The task: Pull out every line below containing the word "name".

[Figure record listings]
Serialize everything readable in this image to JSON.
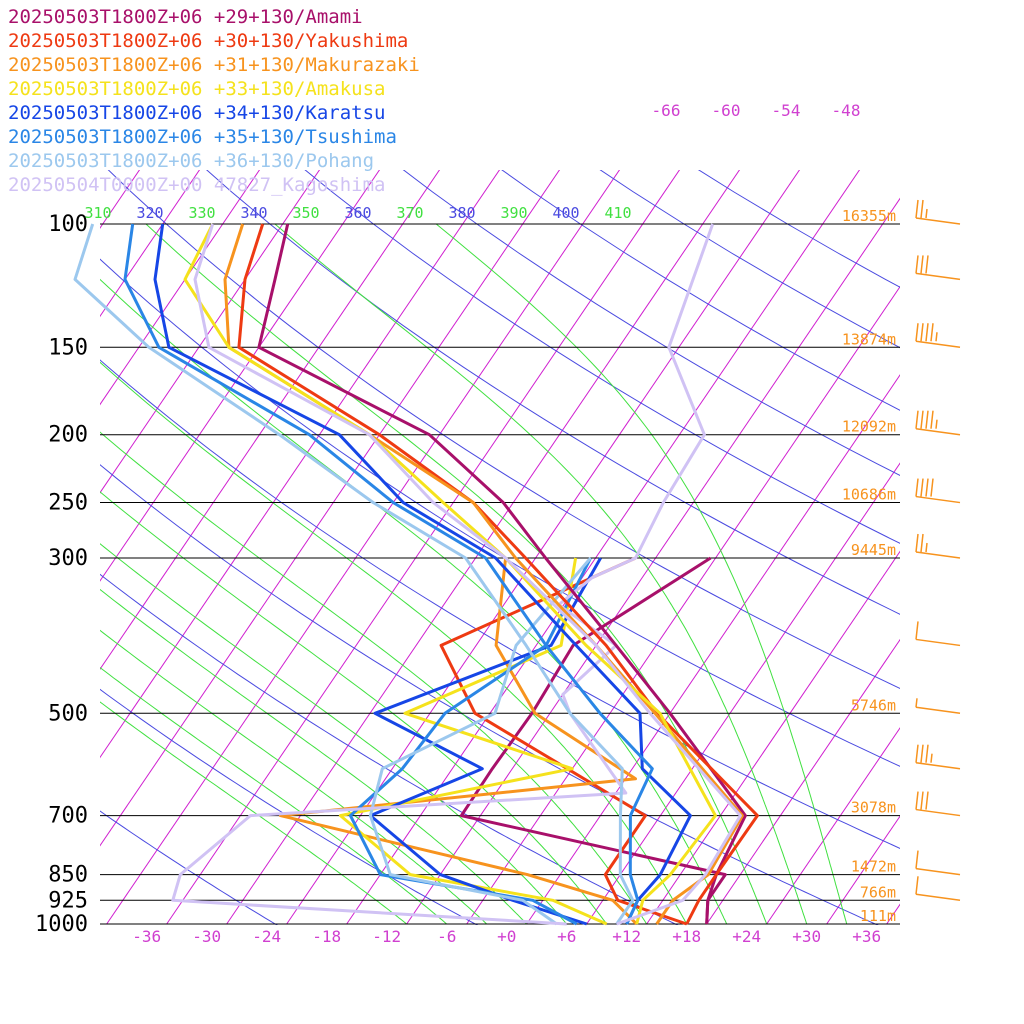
{
  "chart_data": {
    "type": "line",
    "subtype": "skew-T log-P diagram",
    "y_axis": {
      "label": "",
      "scale": "log-pressure",
      "range_hpa": [
        1000,
        100
      ],
      "ticks": [
        {
          "p": 100,
          "label": "100",
          "height_label": "16355m"
        },
        {
          "p": 150,
          "label": "150",
          "height_label": "13874m"
        },
        {
          "p": 200,
          "label": "200",
          "height_label": "12092m"
        },
        {
          "p": 250,
          "label": "250",
          "height_label": "10686m"
        },
        {
          "p": 300,
          "label": "300",
          "height_label": "9445m"
        },
        {
          "p": 500,
          "label": "500",
          "height_label": "5746m"
        },
        {
          "p": 700,
          "label": "700",
          "height_label": "3078m"
        },
        {
          "p": 850,
          "label": "850",
          "height_label": "1472m"
        },
        {
          "p": 925,
          "label": "925",
          "height_label": "766m"
        },
        {
          "p": 1000,
          "label": "1000",
          "height_label": "111m"
        }
      ]
    },
    "x_axis": {
      "label": "",
      "unit": "°C",
      "range": [
        -40,
        40
      ],
      "ticks": [
        "-36",
        "-30",
        "-24",
        "-18",
        "-12",
        "-6",
        "+0",
        "+6",
        "+12",
        "+18",
        "+24",
        "+30",
        "+36"
      ],
      "tick_values": [
        -36,
        -30,
        -24,
        -18,
        -12,
        -6,
        0,
        6,
        12,
        18,
        24,
        30,
        36
      ]
    },
    "upper_isotherm_labels": [
      "-66",
      "-60",
      "-54",
      "-48"
    ],
    "theta_labels": [
      "310",
      "320",
      "330",
      "340",
      "350",
      "360",
      "370",
      "380",
      "390",
      "400",
      "410"
    ],
    "grid": true,
    "legend_position": "top-left",
    "series": [
      {
        "name": "20250503T1800Z+06 +29+130/Amami",
        "color": "#a8106a",
        "temp": [
          [
            1000,
            20
          ],
          [
            925,
            18.5
          ],
          [
            850,
            17.6
          ],
          [
            700,
            16.5
          ],
          [
            500,
            2
          ],
          [
            400,
            -8
          ],
          [
            300,
            -21
          ],
          [
            250,
            -29
          ],
          [
            200,
            -41
          ],
          [
            150,
            -64
          ],
          [
            120,
            -67
          ],
          [
            100,
            -69.5
          ]
        ],
        "dewpt": [
          [
            1000,
            20
          ],
          [
            925,
            18.5
          ],
          [
            850,
            18.5
          ],
          [
            700,
            -11.9
          ],
          [
            600,
            -12
          ],
          [
            500,
            -11.8
          ],
          [
            400,
            -12.3
          ],
          [
            300,
            -4.5
          ]
        ]
      },
      {
        "name": "20250503T1800Z+06 +30+130/Yakushima",
        "color": "#ee3a12",
        "temp": [
          [
            1000,
            18
          ],
          [
            925,
            17.6
          ],
          [
            850,
            17.6
          ],
          [
            700,
            17.7
          ],
          [
            500,
            0.7
          ],
          [
            400,
            -9
          ],
          [
            300,
            -23
          ],
          [
            250,
            -32
          ],
          [
            200,
            -46
          ],
          [
            150,
            -66
          ],
          [
            120,
            -70
          ],
          [
            100,
            -72
          ]
        ],
        "dewpt": [
          [
            1000,
            18
          ],
          [
            925,
            9.5
          ],
          [
            850,
            6.5
          ],
          [
            700,
            6.5
          ],
          [
            500,
            -17.5
          ],
          [
            400,
            -25.5
          ],
          [
            300,
            -12
          ]
        ]
      },
      {
        "name": "20250503T1800Z+06 +31+130/Makurazaki",
        "color": "#f7931e",
        "temp": [
          [
            1000,
            15
          ],
          [
            925,
            15
          ],
          [
            850,
            16.8
          ],
          [
            700,
            16.2
          ],
          [
            500,
            0.5
          ],
          [
            400,
            -10
          ],
          [
            300,
            -24
          ],
          [
            250,
            -32
          ],
          [
            200,
            -47
          ],
          [
            150,
            -67
          ],
          [
            120,
            -72
          ],
          [
            100,
            -74
          ]
        ],
        "dewpt": [
          [
            1000,
            13
          ],
          [
            925,
            9
          ],
          [
            850,
            -1.3
          ],
          [
            700,
            -30
          ],
          [
            620,
            3
          ],
          [
            500,
            -11.5
          ],
          [
            400,
            -20
          ],
          [
            300,
            -25
          ]
        ]
      },
      {
        "name": "20250503T1800Z+06 +33+130/Amakusa",
        "color": "#f5e21c",
        "temp": [
          [
            1000,
            13
          ],
          [
            925,
            12
          ],
          [
            850,
            13
          ],
          [
            700,
            13.5
          ],
          [
            500,
            1
          ],
          [
            400,
            -11
          ],
          [
            300,
            -25
          ],
          [
            250,
            -35
          ],
          [
            200,
            -47
          ],
          [
            150,
            -67
          ],
          [
            120,
            -76
          ],
          [
            100,
            -77
          ]
        ],
        "dewpt": [
          [
            1000,
            10
          ],
          [
            925,
            3
          ],
          [
            850,
            -13
          ],
          [
            700,
            -24
          ],
          [
            600,
            -4
          ],
          [
            500,
            -24.5
          ],
          [
            400,
            -13.5
          ],
          [
            300,
            -18
          ]
        ]
      },
      {
        "name": "20250503T1800Z+06 +34+130/Karatsu",
        "color": "#1646e6",
        "temp": [
          [
            1000,
            12
          ],
          [
            925,
            11.5
          ],
          [
            850,
            12
          ],
          [
            700,
            11
          ],
          [
            600,
            3
          ],
          [
            500,
            -1
          ],
          [
            400,
            -12
          ],
          [
            300,
            -26
          ],
          [
            250,
            -39
          ],
          [
            200,
            -50
          ],
          [
            150,
            -73
          ],
          [
            120,
            -79
          ],
          [
            100,
            -82
          ]
        ],
        "dewpt": [
          [
            1000,
            8
          ],
          [
            925,
            -1
          ],
          [
            850,
            -10
          ],
          [
            700,
            -21
          ],
          [
            600,
            -13
          ],
          [
            500,
            -27.5
          ],
          [
            400,
            -14.5
          ],
          [
            300,
            -15.5
          ]
        ]
      },
      {
        "name": "20250503T1800Z+06 +35+130/Tsushima",
        "color": "#2a86e6",
        "temp": [
          [
            1000,
            12
          ],
          [
            925,
            11.5
          ],
          [
            850,
            9
          ],
          [
            700,
            5
          ],
          [
            600,
            4
          ],
          [
            500,
            -5
          ],
          [
            400,
            -15
          ],
          [
            300,
            -27
          ],
          [
            250,
            -40
          ],
          [
            200,
            -53
          ],
          [
            150,
            -74
          ],
          [
            120,
            -82
          ],
          [
            100,
            -85
          ]
        ],
        "dewpt": [
          [
            1000,
            7
          ],
          [
            925,
            1
          ],
          [
            850,
            -16
          ],
          [
            700,
            -23
          ],
          [
            600,
            -21
          ],
          [
            500,
            -20.5
          ],
          [
            400,
            -15
          ],
          [
            300,
            -16.5
          ]
        ]
      },
      {
        "name": "20250503T1800Z+06 +36+130/Pohang",
        "color": "#9cc8ee",
        "temp": [
          [
            1000,
            11
          ],
          [
            925,
            11
          ],
          [
            850,
            8
          ],
          [
            700,
            4
          ],
          [
            600,
            1
          ],
          [
            500,
            -8
          ],
          [
            400,
            -17
          ],
          [
            300,
            -29
          ],
          [
            250,
            -42
          ],
          [
            200,
            -56
          ],
          [
            150,
            -75
          ],
          [
            120,
            -87
          ],
          [
            100,
            -89
          ]
        ],
        "dewpt": [
          [
            1000,
            5
          ],
          [
            925,
            0
          ],
          [
            850,
            -15
          ],
          [
            700,
            -21
          ],
          [
            600,
            -23
          ],
          [
            500,
            -15.5
          ],
          [
            400,
            -18
          ],
          [
            300,
            -16.5
          ]
        ]
      },
      {
        "name": "20250504T0000Z+00 47827_Kagoshima",
        "color": "#d0c2f4",
        "temp": [
          [
            1000,
            11
          ],
          [
            925,
            16
          ],
          [
            850,
            16.5
          ],
          [
            700,
            16
          ],
          [
            500,
            0
          ],
          [
            400,
            -10
          ],
          [
            300,
            -25
          ],
          [
            250,
            -36
          ],
          [
            200,
            -47
          ],
          [
            150,
            -69
          ],
          [
            120,
            -75
          ],
          [
            100,
            -77
          ]
        ],
        "dewpt": [
          [
            1000,
            6
          ],
          [
            925,
            -35
          ],
          [
            850,
            -36
          ],
          [
            700,
            -33
          ],
          [
            650,
            3
          ],
          [
            500,
            -8
          ],
          [
            470,
            -10
          ],
          [
            400,
            -8
          ],
          [
            350,
            -16.5
          ],
          [
            320,
            -15
          ],
          [
            300,
            -12
          ],
          [
            250,
            -13
          ],
          [
            200,
            -13.5
          ],
          [
            150,
            -23
          ],
          [
            100,
            -27
          ]
        ]
      }
    ],
    "wind_barbs": [
      {
        "p": 100,
        "speed_kt": 25,
        "dir_deg": 270
      },
      {
        "p": 120,
        "speed_kt": 30,
        "dir_deg": 270
      },
      {
        "p": 150,
        "speed_kt": 45,
        "dir_deg": 270
      },
      {
        "p": 200,
        "speed_kt": 45,
        "dir_deg": 270
      },
      {
        "p": 250,
        "speed_kt": 40,
        "dir_deg": 270
      },
      {
        "p": 300,
        "speed_kt": 25,
        "dir_deg": 270
      },
      {
        "p": 400,
        "speed_kt": 10,
        "dir_deg": 270
      },
      {
        "p": 500,
        "speed_kt": 5,
        "dir_deg": 270
      },
      {
        "p": 600,
        "speed_kt": 35,
        "dir_deg": 270
      },
      {
        "p": 700,
        "speed_kt": 30,
        "dir_deg": 270
      },
      {
        "p": 850,
        "speed_kt": 10,
        "dir_deg": 200
      },
      {
        "p": 925,
        "speed_kt": 10,
        "dir_deg": 240
      }
    ]
  }
}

Task solution:
        "name": "20250503T1800Z+06 +29+130/Amami",
        "name": "20250503T1800Z+06 +30+130/Yakushima",
        "name": "20250503T1800Z+06 +31+130/Makurazaki",
        "name": "20250503T1800Z+06 +33+130/Amakusa",
        "name": "20250503T1800Z+06 +34+130/Karatsu",
        "name": "20250503T1800Z+06 +35+130/Tsushima",
        "name": "20250503T1800Z+06 +36+130/Pohang",
        "name": "20250504T0000Z+00 47827_Kagoshima",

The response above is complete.